> GOAL
Where the data below has the string "freue", return the whole line.

Extracted records:
####

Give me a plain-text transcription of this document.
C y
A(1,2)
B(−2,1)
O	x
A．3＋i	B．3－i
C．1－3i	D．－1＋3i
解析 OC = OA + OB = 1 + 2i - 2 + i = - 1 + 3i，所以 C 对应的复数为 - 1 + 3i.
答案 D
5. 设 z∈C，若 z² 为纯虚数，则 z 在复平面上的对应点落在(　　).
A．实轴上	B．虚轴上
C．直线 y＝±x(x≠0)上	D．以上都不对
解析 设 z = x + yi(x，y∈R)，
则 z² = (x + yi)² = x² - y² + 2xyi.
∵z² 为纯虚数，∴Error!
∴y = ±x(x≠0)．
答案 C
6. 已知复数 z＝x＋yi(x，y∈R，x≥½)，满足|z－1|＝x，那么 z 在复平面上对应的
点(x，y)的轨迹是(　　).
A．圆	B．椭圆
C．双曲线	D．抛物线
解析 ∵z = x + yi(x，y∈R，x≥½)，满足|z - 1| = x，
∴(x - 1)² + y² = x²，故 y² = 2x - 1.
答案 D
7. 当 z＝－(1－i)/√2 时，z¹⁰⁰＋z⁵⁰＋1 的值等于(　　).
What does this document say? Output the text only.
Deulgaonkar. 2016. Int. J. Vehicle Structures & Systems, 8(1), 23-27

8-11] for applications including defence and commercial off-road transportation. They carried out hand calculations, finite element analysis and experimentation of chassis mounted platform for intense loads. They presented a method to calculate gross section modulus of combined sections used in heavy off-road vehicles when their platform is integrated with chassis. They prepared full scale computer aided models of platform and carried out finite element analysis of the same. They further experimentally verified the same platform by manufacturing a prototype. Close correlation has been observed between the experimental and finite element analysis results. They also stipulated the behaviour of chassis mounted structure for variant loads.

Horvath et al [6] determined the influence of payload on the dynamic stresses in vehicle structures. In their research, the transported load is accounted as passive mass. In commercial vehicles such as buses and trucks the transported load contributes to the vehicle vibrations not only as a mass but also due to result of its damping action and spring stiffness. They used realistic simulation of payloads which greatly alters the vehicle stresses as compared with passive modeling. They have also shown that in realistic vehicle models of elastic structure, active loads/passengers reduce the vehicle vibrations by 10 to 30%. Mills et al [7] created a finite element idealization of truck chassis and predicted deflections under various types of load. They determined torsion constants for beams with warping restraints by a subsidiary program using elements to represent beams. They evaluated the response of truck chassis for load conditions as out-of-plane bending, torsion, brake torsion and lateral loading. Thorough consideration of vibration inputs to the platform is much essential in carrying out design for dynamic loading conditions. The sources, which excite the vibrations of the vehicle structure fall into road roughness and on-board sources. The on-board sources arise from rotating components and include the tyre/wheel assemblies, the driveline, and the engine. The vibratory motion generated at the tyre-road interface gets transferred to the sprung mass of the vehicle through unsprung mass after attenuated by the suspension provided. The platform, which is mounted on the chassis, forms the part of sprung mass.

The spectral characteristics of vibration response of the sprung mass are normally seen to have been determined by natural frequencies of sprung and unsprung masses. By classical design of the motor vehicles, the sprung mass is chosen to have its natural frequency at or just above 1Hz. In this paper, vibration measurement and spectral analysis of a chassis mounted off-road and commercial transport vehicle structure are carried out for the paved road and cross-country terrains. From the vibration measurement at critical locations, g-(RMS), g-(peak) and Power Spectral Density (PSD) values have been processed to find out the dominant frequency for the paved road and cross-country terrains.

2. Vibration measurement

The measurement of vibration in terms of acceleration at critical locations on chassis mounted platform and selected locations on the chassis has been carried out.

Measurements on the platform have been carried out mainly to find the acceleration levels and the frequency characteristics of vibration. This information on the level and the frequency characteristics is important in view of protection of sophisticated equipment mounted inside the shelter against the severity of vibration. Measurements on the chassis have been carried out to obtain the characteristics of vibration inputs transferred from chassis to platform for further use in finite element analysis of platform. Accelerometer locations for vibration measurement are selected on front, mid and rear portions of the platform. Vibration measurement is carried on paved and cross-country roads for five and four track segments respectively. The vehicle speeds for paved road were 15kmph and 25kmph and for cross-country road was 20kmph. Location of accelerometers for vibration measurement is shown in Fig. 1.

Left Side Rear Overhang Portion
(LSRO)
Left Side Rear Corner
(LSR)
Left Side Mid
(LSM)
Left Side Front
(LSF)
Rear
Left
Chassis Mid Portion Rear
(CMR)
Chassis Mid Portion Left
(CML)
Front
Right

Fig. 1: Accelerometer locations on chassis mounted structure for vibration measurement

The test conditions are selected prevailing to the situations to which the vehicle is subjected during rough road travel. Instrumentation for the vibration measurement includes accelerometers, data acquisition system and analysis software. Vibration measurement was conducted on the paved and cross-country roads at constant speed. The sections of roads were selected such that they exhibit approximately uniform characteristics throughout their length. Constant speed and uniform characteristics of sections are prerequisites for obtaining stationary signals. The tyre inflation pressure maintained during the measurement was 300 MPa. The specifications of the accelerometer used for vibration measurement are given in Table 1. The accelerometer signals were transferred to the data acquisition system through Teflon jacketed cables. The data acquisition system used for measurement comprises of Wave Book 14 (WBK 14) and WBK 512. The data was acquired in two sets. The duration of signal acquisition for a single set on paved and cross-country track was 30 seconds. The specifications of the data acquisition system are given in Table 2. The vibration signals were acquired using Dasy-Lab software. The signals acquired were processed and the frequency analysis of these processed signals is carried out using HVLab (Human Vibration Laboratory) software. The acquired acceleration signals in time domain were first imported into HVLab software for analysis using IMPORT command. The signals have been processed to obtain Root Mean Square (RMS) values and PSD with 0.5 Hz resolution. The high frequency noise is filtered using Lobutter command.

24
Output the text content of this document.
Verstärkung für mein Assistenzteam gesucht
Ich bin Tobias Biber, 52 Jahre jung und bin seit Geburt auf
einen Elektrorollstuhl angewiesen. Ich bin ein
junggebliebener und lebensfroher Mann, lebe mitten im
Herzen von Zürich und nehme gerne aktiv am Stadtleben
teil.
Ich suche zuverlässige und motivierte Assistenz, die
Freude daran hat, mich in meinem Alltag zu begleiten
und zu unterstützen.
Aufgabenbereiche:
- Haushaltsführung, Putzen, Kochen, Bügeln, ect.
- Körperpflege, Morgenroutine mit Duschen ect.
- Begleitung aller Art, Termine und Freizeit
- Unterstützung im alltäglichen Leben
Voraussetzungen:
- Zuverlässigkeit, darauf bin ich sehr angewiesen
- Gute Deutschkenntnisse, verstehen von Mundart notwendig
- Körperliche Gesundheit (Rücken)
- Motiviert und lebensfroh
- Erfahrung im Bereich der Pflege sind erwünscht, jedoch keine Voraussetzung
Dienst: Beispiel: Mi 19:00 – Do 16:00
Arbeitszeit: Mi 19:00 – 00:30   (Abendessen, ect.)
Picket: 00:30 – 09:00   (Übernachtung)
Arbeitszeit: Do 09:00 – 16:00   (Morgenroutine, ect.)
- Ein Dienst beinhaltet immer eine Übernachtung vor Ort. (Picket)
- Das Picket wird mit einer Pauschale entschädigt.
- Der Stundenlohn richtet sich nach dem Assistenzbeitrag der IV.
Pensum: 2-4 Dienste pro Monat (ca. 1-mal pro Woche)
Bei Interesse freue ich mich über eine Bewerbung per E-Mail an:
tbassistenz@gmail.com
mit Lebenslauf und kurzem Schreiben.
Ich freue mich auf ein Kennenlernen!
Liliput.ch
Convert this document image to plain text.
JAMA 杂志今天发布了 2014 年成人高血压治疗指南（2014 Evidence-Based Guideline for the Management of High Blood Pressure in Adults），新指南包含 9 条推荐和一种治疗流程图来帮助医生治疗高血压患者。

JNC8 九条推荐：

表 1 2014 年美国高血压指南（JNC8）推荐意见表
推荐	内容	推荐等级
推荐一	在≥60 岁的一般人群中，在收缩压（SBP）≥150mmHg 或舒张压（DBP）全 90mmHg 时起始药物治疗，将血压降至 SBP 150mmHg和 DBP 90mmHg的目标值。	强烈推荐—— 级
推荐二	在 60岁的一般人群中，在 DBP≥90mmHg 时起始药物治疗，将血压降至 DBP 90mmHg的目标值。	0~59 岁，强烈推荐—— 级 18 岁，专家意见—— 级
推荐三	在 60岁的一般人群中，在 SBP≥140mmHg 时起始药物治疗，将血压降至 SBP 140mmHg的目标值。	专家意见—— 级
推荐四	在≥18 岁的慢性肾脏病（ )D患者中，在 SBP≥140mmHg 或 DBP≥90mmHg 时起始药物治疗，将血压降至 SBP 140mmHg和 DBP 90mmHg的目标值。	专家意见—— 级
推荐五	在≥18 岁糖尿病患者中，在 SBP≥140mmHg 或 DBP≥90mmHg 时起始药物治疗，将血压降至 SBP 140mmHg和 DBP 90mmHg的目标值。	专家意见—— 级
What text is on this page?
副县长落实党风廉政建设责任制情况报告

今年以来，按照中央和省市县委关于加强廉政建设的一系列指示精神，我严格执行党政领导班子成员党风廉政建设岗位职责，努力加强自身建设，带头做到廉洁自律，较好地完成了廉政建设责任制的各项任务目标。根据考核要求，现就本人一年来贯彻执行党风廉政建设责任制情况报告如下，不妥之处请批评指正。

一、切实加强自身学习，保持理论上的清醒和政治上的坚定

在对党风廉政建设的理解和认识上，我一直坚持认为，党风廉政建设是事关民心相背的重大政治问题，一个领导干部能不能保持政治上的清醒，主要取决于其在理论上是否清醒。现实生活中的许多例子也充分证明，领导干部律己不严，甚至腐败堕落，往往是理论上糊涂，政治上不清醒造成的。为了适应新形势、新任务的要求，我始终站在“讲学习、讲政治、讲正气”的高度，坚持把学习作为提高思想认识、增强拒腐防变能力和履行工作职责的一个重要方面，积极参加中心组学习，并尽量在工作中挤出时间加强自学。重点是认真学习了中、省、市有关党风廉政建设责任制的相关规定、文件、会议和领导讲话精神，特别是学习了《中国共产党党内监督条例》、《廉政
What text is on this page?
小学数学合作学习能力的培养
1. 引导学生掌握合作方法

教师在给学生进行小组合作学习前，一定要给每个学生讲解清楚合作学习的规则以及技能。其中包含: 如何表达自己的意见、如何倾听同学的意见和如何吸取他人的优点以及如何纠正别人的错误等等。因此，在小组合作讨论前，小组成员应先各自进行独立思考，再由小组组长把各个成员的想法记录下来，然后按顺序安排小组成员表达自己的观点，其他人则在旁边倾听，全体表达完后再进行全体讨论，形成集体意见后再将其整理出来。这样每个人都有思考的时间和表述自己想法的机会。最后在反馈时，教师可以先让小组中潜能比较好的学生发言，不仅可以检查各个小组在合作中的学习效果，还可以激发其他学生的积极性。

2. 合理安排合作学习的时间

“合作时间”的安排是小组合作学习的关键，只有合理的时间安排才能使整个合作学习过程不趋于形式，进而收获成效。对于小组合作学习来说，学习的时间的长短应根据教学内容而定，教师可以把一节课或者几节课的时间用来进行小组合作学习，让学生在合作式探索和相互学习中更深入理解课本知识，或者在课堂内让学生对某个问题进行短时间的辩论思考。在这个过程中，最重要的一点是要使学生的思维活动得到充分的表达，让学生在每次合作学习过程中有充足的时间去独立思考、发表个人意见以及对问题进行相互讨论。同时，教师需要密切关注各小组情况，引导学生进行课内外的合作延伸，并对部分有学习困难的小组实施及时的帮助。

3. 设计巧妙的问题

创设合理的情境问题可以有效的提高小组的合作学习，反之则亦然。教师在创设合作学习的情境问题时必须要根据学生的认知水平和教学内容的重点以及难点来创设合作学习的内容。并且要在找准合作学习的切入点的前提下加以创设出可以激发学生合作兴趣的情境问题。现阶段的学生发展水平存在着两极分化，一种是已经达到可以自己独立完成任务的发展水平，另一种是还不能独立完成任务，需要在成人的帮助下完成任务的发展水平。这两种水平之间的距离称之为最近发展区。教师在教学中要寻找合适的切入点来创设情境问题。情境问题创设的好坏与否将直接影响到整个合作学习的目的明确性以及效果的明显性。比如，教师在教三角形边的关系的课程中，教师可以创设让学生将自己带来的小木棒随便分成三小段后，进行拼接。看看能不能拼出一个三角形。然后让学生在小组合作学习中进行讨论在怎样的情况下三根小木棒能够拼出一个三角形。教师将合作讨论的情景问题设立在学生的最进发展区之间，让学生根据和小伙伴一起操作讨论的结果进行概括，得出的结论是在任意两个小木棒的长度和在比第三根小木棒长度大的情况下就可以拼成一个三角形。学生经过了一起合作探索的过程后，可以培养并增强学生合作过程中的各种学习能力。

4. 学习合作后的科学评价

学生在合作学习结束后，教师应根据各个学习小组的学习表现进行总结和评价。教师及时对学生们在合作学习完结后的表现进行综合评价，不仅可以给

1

####

> TASK SOLUTION
Bei Interesse freue ich mich über eine Bewerbung per E-Mail an:
Ich freue mich auf ein Kennenlernen!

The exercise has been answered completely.